DATA SUPPLIED:
--------------------------------------------------
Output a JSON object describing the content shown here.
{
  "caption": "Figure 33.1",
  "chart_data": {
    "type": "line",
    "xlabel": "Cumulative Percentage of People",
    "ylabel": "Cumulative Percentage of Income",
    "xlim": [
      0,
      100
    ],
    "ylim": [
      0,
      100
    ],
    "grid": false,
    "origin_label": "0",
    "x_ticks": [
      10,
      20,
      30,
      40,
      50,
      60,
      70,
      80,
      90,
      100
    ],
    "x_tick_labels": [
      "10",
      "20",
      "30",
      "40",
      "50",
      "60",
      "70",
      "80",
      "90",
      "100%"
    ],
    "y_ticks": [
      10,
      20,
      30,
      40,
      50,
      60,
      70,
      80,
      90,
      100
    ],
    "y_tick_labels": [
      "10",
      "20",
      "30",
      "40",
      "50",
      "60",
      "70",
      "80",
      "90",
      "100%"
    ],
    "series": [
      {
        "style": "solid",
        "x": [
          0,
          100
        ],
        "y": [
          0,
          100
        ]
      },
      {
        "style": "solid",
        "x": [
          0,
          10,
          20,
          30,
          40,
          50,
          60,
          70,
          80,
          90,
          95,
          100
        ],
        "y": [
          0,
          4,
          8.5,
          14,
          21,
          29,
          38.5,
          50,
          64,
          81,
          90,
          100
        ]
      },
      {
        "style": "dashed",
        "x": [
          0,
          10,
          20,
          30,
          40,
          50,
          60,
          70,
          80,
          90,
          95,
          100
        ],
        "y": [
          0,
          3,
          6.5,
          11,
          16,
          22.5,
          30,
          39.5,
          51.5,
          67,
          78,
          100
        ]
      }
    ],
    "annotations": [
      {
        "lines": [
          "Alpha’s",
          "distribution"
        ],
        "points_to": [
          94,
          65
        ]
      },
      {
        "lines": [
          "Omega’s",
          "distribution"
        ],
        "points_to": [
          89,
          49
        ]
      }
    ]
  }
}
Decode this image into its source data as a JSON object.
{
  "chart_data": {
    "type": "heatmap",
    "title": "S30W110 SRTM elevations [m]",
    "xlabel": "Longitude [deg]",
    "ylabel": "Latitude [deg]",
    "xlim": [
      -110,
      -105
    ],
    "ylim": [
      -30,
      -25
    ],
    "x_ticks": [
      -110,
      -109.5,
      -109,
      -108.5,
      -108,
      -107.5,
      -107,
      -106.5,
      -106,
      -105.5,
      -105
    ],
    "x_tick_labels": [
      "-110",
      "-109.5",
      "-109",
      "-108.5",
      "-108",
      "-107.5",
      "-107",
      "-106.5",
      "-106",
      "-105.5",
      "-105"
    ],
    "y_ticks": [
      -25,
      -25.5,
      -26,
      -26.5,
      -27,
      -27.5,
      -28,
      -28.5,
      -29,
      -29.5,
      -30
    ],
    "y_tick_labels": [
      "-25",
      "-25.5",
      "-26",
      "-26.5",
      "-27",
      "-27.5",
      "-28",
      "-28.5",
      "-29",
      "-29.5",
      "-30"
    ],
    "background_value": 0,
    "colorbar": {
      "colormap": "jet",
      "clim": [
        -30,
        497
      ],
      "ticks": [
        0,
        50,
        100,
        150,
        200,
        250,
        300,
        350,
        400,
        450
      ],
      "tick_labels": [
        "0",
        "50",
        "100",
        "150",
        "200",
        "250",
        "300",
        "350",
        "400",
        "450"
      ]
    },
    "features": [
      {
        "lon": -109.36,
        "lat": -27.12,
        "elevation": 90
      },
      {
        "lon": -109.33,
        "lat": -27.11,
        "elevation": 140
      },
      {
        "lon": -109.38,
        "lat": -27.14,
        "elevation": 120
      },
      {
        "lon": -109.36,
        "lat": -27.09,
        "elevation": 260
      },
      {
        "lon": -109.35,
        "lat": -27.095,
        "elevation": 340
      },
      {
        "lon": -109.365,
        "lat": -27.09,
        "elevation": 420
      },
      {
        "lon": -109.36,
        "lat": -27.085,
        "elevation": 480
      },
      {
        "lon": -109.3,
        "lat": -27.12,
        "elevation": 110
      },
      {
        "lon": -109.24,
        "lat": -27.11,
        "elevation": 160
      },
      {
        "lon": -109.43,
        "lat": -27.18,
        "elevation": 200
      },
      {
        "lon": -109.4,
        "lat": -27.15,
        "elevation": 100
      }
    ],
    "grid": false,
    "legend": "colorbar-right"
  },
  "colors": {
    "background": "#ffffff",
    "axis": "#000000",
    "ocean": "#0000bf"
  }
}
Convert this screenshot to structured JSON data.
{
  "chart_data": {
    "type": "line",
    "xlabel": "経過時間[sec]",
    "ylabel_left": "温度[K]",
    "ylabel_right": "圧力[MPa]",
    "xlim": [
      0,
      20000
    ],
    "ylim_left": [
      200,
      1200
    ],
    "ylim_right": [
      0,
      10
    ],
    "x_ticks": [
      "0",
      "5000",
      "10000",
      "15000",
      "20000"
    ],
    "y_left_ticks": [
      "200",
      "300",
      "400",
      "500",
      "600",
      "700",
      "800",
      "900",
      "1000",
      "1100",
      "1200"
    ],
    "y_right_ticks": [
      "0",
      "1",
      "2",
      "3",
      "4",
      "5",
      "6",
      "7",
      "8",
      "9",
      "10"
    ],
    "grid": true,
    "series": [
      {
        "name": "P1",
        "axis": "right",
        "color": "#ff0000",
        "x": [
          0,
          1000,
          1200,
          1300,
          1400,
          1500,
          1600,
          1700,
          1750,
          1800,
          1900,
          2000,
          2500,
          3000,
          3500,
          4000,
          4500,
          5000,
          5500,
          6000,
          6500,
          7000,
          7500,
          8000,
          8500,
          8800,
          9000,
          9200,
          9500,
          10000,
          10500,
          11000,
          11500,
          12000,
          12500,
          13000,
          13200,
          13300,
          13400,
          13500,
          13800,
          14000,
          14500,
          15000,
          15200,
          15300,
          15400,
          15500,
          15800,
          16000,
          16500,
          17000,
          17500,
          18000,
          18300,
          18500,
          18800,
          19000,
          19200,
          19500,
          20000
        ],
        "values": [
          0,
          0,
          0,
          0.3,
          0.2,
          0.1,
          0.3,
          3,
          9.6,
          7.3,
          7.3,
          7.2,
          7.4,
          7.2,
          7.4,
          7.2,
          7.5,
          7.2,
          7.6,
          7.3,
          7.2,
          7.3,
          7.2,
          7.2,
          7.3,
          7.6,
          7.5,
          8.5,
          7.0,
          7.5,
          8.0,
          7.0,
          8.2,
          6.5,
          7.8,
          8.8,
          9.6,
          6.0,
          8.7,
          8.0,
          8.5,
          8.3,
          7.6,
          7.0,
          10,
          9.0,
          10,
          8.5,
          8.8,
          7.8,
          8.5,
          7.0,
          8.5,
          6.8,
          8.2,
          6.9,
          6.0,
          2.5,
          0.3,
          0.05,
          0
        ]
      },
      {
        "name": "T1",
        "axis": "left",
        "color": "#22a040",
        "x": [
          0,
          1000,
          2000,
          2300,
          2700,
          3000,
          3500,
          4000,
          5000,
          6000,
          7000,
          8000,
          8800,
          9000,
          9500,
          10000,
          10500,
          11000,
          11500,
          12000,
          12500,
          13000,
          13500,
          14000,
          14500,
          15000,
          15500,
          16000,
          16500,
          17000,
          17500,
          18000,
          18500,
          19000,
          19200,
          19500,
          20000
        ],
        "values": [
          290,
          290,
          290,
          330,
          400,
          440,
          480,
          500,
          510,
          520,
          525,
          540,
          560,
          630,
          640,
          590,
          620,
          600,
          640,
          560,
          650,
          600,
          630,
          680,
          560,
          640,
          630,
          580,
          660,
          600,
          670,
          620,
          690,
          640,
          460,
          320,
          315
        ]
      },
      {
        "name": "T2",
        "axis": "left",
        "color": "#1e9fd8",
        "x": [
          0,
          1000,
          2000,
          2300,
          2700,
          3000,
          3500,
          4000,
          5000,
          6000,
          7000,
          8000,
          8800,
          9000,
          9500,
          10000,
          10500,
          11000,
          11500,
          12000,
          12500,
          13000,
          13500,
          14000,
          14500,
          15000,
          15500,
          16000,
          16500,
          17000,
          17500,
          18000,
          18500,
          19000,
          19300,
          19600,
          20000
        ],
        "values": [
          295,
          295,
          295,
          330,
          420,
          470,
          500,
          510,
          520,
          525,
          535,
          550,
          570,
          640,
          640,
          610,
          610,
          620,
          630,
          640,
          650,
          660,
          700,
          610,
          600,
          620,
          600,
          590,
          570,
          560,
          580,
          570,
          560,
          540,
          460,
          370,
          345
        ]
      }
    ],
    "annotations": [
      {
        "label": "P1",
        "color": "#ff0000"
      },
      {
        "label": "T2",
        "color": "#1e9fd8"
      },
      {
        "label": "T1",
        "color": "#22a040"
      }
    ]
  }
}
--------------------------------------------------
Find how many lines in the material hold the word "Percentage" and state that number alone.

2